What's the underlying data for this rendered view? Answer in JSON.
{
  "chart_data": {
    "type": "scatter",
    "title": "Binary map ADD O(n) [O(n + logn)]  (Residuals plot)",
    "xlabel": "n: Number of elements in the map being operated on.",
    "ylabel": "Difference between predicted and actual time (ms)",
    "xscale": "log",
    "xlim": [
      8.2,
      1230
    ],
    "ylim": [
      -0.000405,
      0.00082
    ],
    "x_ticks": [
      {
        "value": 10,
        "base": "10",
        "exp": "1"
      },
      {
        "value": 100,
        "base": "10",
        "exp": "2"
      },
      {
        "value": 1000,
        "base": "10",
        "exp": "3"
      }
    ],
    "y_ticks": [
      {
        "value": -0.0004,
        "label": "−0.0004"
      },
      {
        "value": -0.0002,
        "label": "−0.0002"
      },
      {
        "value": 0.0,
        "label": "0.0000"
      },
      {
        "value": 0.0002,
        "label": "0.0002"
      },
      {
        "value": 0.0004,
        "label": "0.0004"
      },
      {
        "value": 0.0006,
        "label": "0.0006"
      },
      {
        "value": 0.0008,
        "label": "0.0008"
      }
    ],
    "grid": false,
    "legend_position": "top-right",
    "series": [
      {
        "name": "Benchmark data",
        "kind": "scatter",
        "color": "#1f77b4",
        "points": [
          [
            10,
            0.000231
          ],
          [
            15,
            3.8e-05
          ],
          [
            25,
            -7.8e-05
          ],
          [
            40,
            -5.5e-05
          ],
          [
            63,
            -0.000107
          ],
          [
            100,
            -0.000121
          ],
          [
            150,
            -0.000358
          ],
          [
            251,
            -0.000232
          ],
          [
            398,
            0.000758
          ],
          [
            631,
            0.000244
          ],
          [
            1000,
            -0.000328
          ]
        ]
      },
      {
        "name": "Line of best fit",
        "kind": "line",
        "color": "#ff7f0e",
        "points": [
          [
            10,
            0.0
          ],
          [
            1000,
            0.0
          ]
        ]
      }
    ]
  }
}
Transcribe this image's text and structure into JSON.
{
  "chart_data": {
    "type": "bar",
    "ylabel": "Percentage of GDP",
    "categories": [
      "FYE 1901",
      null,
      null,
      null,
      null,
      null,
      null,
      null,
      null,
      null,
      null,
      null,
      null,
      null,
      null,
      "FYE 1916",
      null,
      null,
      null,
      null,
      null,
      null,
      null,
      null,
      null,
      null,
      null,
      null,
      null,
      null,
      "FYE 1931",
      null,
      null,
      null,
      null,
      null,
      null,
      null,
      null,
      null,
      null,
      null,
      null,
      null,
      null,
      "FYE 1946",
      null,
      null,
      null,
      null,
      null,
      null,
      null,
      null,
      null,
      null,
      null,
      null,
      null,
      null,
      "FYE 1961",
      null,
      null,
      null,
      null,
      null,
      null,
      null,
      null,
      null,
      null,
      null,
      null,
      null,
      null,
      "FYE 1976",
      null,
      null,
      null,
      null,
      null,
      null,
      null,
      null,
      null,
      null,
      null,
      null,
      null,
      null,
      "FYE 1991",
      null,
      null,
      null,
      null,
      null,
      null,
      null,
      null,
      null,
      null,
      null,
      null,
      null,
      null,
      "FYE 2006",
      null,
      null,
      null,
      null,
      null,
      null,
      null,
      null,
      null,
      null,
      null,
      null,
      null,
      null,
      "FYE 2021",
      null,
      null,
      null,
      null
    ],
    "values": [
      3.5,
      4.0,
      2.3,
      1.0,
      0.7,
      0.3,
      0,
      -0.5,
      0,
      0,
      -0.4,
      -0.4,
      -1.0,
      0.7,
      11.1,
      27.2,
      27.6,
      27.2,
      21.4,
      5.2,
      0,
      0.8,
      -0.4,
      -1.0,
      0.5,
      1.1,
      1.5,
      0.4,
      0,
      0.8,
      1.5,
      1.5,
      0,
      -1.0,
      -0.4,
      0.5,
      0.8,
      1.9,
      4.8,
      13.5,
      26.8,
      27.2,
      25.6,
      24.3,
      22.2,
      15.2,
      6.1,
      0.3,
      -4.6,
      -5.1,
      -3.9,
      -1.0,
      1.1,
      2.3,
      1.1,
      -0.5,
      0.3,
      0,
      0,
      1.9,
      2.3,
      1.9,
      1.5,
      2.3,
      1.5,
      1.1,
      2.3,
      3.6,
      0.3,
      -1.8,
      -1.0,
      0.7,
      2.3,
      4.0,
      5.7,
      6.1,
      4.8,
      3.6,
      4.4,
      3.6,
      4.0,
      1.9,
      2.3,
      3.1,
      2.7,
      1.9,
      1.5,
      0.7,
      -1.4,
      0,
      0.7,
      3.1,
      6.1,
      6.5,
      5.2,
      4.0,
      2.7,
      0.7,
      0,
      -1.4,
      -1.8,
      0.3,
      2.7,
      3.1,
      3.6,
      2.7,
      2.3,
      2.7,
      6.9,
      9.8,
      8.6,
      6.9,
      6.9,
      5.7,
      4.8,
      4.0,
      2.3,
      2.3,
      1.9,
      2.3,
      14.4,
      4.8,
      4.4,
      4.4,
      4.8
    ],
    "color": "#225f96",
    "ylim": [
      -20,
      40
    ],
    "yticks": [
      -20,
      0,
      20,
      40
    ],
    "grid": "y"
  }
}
============
• **Requirements**:
Please set down each line of the records exactly as given.

• **Answer in full**:
What's the underlying data for this rendered view? Answer in JSON.
{
  "chart_data": {
    "type": "scatter",
    "title": "Binary map ADD O(n) [O(n + logn)]  (Residuals plot)",
    "xlabel": "n: Number of elements in the map being operated on.",
    "ylabel": "Difference between predicted and actual time (ms)",
    "xscale": "log",
    "xlim": [
      8.2,
      1230
    ],
    "ylim": [
      -0.000405,
      0.00082
    ],
    "x_ticks": [
      {
        "value": 10,
        "base": "10",
        "exp": "1"
      },
      {
        "value": 100,
        "base": "10",
        "exp": "2"
      },
      {
        "value": 1000,
        "base": "10",
        "exp": "3"
      }
    ],
    "y_ticks": [
      {
        "value": -0.0004,
        "label": "−0.0004"
      },
      {
        "value": -0.0002,
        "label": "−0.0002"
      },
      {
        "value": 0.0,
        "label": "0.0000"
      },
      {
        "value": 0.0002,
        "label": "0.0002"
      },
      {
        "value": 0.0004,
        "label": "0.0004"
      },
      {
        "value": 0.0006,
        "label": "0.0006"
      },
      {
        "value": 0.0008,
        "label": "0.0008"
      }
    ],
    "grid": false,
    "legend_position": "top-right",
    "series": [
      {
        "name": "Benchmark data",
        "kind": "scatter",
        "color": "#1f77b4",
        "points": [
          [
            10,
            0.000231
          ],
          [
            15,
            3.8e-05
          ],
          [
            25,
            -7.8e-05
          ],
          [
            40,
            -5.5e-05
          ],
          [
            63,
            -0.000107
          ],
          [
            100,
            -0.000121
          ],
          [
            150,
            -0.000358
          ],
          [
            251,
            -0.000232
          ],
          [
            398,
            0.000758
          ],
          [
            631,
            0.000244
          ],
          [
            1000,
            -0.000328
          ]
        ]
      },
      {
        "name": "Line of best fit",
        "kind": "line",
        "color": "#ff7f0e",
        "points": [
          [
            10,
            0.0
          ],
          [
            1000,
            0.0
          ]
        ]
      }
    ]
  }
}
Transcribe this image's text and structure into JSON.
{
  "chart_data": {
    "type": "bar",
    "ylabel": "Percentage of GDP",
    "categories": [
      "FYE 1901",
      null,
      null,
      null,
      null,
      null,
      null,
      null,
      null,
      null,
      null,
      null,
      null,
      null,
      null,
      "FYE 1916",
      null,
      null,
      null,
      null,
      null,
      null,
      null,
      null,
      null,
      null,
      null,
      null,
      null,
      null,
      "FYE 1931",
      null,
      null,
      null,
      null,
      null,
      null,
      null,
      null,
      null,
      null,
      null,
      null,
      null,
      null,
      "FYE 1946",
      null,
      null,
      null,
      null,
      null,
      null,
      null,
      null,
      null,
      null,
      null,
      null,
      null,
      null,
      "FYE 1961",
      null,
      null,
      null,
      null,
      null,
      null,
      null,
      null,
      null,
      null,
      null,
      null,
      null,
      null,
      "FYE 1976",
      null,
      null,
      null,
      null,
      null,
      null,
      null,
      null,
      null,
      null,
      null,
      null,
      null,
      null,
      "FYE 1991",
      null,
      null,
      null,
      null,
      null,
      null,
      null,
      null,
      null,
      null,
      null,
      null,
      null,
      null,
      "FYE 2006",
      null,
      null,
      null,
      null,
      null,
      null,
      null,
      null,
      null,
      null,
      null,
      null,
      null,
      null,
      "FYE 2021",
      null,
      null,
      null,
      null
    ],
    "values": [
      3.5,
      4.0,
      2.3,
      1.0,
      0.7,
      0.3,
      0,
      -0.5,
      0,
      0,
      -0.4,
      -0.4,
      -1.0,
      0.7,
      11.1,
      27.2,
      27.6,
      27.2,
      21.4,
      5.2,
      0,
      0.8,
      -0.4,
      -1.0,
      0.5,
      1.1,
      1.5,
      0.4,
      0,
      0.8,
      1.5,
      1.5,
      0,
      -1.0,
      -0.4,
      0.5,
      0.8,
      1.9,
      4.8,
      13.5,
      26.8,
      27.2,
      25.6,
      24.3,
      22.2,
      15.2,
      6.1,
      0.3,
      -4.6,
      -5.1,
      -3.9,
      -1.0,
      1.1,
      2.3,
      1.1,
      -0.5,
      0.3,
      0,
      0,
      1.9,
      2.3,
      1.9,
      1.5,
      2.3,
      1.5,
      1.1,
      2.3,
      3.6,
      0.3,
      -1.8,
      -1.0,
      0.7,
      2.3,
      4.0,
      5.7,
      6.1,
      4.8,
      3.6,
      4.4,
      3.6,
      4.0,
      1.9,
      2.3,
      3.1,
      2.7,
      1.9,
      1.5,
      0.7,
      -1.4,
      0,
      0.7,
      3.1,
      6.1,
      6.5,
      5.2,
      4.0,
      2.7,
      0.7,
      0,
      -1.4,
      -1.8,
      0.3,
      2.7,
      3.1,
      3.6,
      2.7,
      2.3,
      2.7,
      6.9,
      9.8,
      8.6,
      6.9,
      6.9,
      5.7,
      4.8,
      4.0,
      2.3,
      2.3,
      1.9,
      2.3,
      14.4,
      4.8,
      4.4,
      4.4,
      4.8
    ],
    "color": "#225f96",
    "ylim": [
      -20,
      40
    ],
    "yticks": [
      -20,
      0,
      20,
      40
    ],
    "grid": "y"
  }
}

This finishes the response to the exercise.